WHAT YOU NEED TO DO >> Find the string "ценам" and gather every line that holds it.

EXCERPTED RECORDS >>
start

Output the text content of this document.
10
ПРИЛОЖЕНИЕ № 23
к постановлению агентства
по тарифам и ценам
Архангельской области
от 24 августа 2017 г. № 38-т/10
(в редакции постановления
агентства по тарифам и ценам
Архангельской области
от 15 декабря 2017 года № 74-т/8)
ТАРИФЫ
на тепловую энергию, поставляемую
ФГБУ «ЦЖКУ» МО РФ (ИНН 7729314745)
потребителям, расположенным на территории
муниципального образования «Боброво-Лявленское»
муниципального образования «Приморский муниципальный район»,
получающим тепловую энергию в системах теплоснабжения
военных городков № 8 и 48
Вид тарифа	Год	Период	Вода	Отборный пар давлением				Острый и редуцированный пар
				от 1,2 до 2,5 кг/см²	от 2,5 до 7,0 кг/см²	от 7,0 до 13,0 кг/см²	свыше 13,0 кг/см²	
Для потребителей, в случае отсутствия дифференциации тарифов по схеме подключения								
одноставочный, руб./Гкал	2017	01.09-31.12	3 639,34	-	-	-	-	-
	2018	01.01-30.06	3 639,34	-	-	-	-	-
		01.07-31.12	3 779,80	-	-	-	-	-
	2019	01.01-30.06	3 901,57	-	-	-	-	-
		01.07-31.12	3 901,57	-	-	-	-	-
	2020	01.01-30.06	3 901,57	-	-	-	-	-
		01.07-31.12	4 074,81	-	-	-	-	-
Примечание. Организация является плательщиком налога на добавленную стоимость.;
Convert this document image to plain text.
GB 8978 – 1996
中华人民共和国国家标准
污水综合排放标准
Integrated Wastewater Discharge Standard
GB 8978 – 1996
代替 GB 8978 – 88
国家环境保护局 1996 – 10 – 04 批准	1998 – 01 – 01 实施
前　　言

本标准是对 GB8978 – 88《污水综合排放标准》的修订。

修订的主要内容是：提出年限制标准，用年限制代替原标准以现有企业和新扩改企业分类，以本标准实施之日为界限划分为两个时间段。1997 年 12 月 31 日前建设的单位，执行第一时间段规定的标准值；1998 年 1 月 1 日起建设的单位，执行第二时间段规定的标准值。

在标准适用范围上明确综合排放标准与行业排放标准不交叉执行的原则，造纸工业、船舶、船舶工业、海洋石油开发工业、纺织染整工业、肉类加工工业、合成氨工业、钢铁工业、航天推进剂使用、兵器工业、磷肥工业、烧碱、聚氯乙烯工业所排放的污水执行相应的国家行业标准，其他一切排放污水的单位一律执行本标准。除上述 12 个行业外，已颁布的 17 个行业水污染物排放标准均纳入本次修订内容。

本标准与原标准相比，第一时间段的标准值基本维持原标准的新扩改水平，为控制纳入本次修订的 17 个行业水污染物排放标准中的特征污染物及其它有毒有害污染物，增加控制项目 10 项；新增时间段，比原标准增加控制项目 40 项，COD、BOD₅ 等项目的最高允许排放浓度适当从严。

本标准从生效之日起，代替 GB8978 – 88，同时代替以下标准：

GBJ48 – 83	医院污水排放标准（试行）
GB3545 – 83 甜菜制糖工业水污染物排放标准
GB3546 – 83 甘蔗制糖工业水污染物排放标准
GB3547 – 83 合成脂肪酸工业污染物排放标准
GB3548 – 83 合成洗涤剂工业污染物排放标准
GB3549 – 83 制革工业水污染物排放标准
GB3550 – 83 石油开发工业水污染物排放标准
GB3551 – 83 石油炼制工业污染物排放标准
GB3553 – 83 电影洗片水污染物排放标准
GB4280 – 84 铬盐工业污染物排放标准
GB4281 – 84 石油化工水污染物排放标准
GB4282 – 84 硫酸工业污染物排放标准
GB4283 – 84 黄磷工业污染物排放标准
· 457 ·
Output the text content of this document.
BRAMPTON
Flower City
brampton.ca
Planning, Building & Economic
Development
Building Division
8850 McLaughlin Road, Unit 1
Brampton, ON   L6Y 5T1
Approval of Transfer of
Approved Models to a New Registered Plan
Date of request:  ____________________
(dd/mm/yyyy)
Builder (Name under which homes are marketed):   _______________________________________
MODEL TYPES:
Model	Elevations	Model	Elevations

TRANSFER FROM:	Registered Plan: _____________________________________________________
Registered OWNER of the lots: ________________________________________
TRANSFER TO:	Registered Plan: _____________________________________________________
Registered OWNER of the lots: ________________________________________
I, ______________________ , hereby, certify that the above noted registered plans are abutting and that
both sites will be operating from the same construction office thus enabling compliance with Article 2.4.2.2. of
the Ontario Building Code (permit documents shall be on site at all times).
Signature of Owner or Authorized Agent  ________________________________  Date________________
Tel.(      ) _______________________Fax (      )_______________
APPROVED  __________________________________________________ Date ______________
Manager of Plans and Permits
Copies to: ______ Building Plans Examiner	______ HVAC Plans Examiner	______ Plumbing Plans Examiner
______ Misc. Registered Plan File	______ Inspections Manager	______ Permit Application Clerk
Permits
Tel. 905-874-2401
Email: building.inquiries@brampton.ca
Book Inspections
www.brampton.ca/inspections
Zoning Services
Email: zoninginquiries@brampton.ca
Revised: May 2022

end

ANSWER TO THIS TASK >>
по тарифам и ценам
агентства по тарифам и ценам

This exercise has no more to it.